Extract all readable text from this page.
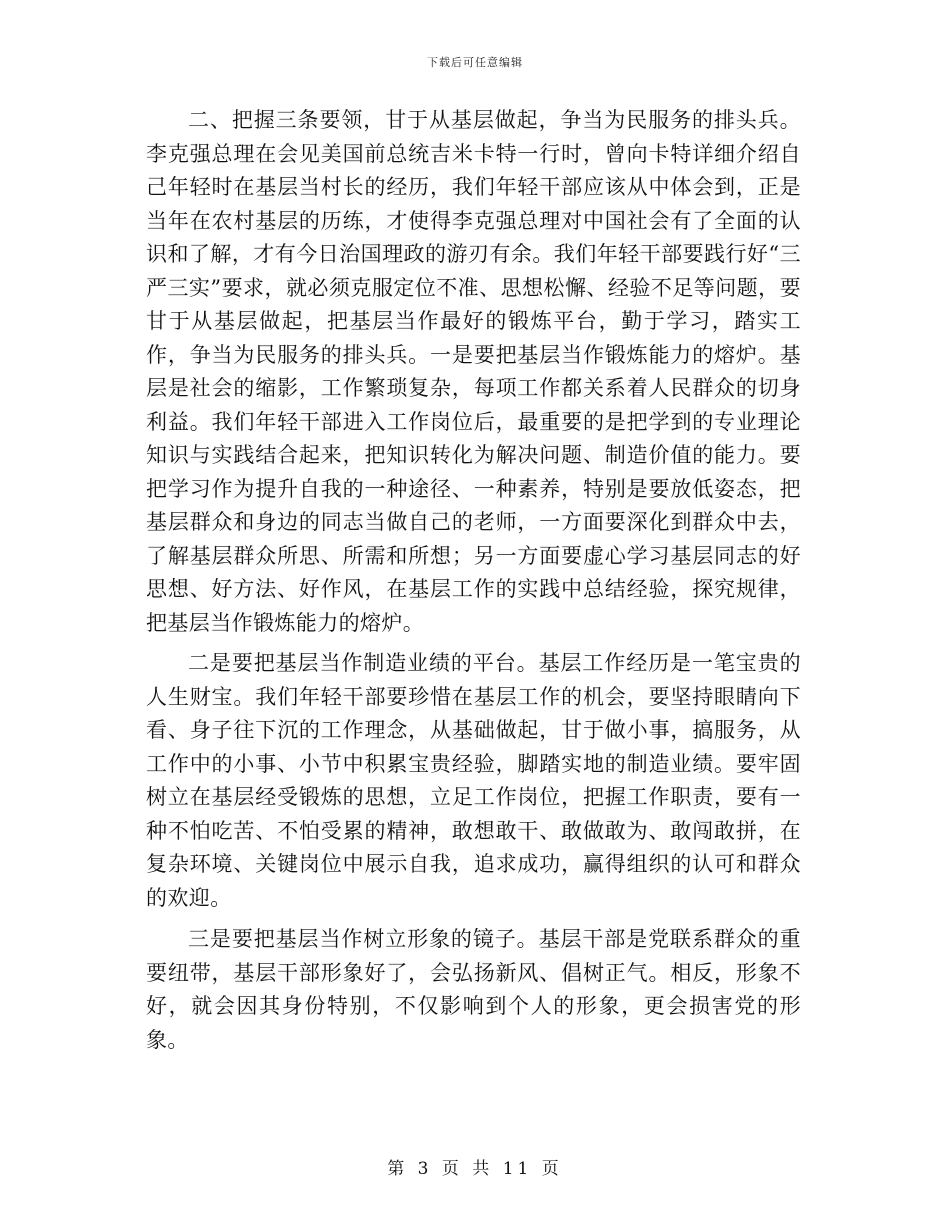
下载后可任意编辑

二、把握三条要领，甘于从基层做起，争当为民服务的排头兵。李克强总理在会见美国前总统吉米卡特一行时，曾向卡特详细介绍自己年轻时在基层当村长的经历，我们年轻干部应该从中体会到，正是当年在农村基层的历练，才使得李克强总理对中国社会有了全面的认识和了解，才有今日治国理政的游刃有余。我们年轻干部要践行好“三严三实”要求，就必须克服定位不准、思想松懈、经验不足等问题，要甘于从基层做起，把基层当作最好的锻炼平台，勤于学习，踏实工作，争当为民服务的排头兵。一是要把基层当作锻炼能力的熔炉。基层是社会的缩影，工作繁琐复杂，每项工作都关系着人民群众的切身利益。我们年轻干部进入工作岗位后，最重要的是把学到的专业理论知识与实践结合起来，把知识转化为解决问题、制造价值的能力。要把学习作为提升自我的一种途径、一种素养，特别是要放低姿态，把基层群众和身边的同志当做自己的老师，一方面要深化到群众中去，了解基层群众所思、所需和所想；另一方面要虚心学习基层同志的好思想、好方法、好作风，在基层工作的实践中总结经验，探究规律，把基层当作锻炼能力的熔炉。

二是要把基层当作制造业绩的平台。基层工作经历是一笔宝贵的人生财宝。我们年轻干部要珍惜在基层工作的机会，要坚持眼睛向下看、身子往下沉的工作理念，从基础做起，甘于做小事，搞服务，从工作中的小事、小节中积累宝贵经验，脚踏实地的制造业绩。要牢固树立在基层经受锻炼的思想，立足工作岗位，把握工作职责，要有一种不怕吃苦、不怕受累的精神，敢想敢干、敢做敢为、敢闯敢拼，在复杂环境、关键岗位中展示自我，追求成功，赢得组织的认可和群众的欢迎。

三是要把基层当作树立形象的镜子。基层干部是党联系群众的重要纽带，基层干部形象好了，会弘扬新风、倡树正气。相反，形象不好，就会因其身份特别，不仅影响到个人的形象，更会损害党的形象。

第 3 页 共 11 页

# [Instructions to follow]
All records should be output exactly, with the pictures left out.

# [Exercise answer]
Extract all readable text from this page.
下载后可任意编辑

二、把握三条要领，甘于从基层做起，争当为民服务的排头兵。李克强总理在会见美国前总统吉米卡特一行时，曾向卡特详细介绍自己年轻时在基层当村长的经历，我们年轻干部应该从中体会到，正是当年在农村基层的历练，才使得李克强总理对中国社会有了全面的认识和了解，才有今日治国理政的游刃有余。我们年轻干部要践行好“三严三实”要求，就必须克服定位不准、思想松懈、经验不足等问题，要甘于从基层做起，把基层当作最好的锻炼平台，勤于学习，踏实工作，争当为民服务的排头兵。一是要把基层当作锻炼能力的熔炉。基层是社会的缩影，工作繁琐复杂，每项工作都关系着人民群众的切身利益。我们年轻干部进入工作岗位后，最重要的是把学到的专业理论知识与实践结合起来，把知识转化为解决问题、制造价值的能力。要把学习作为提升自我的一种途径、一种素养，特别是要放低姿态，把基层群众和身边的同志当做自己的老师，一方面要深化到群众中去，了解基层群众所思、所需和所想；另一方面要虚心学习基层同志的好思想、好方法、好作风，在基层工作的实践中总结经验，探究规律，把基层当作锻炼能力的熔炉。

二是要把基层当作制造业绩的平台。基层工作经历是一笔宝贵的人生财宝。我们年轻干部要珍惜在基层工作的机会，要坚持眼睛向下看、身子往下沉的工作理念，从基础做起，甘于做小事，搞服务，从工作中的小事、小节中积累宝贵经验，脚踏实地的制造业绩。要牢固树立在基层经受锻炼的思想，立足工作岗位，把握工作职责，要有一种不怕吃苦、不怕受累的精神，敢想敢干、敢做敢为、敢闯敢拼，在复杂环境、关键岗位中展示自我，追求成功，赢得组织的认可和群众的欢迎。

三是要把基层当作树立形象的镜子。基层干部是党联系群众的重要纽带，基层干部形象好了，会弘扬新风、倡树正气。相反，形象不好，就会因其身份特别，不仅影响到个人的形象，更会损害党的形象。

第 3 页 共 11 页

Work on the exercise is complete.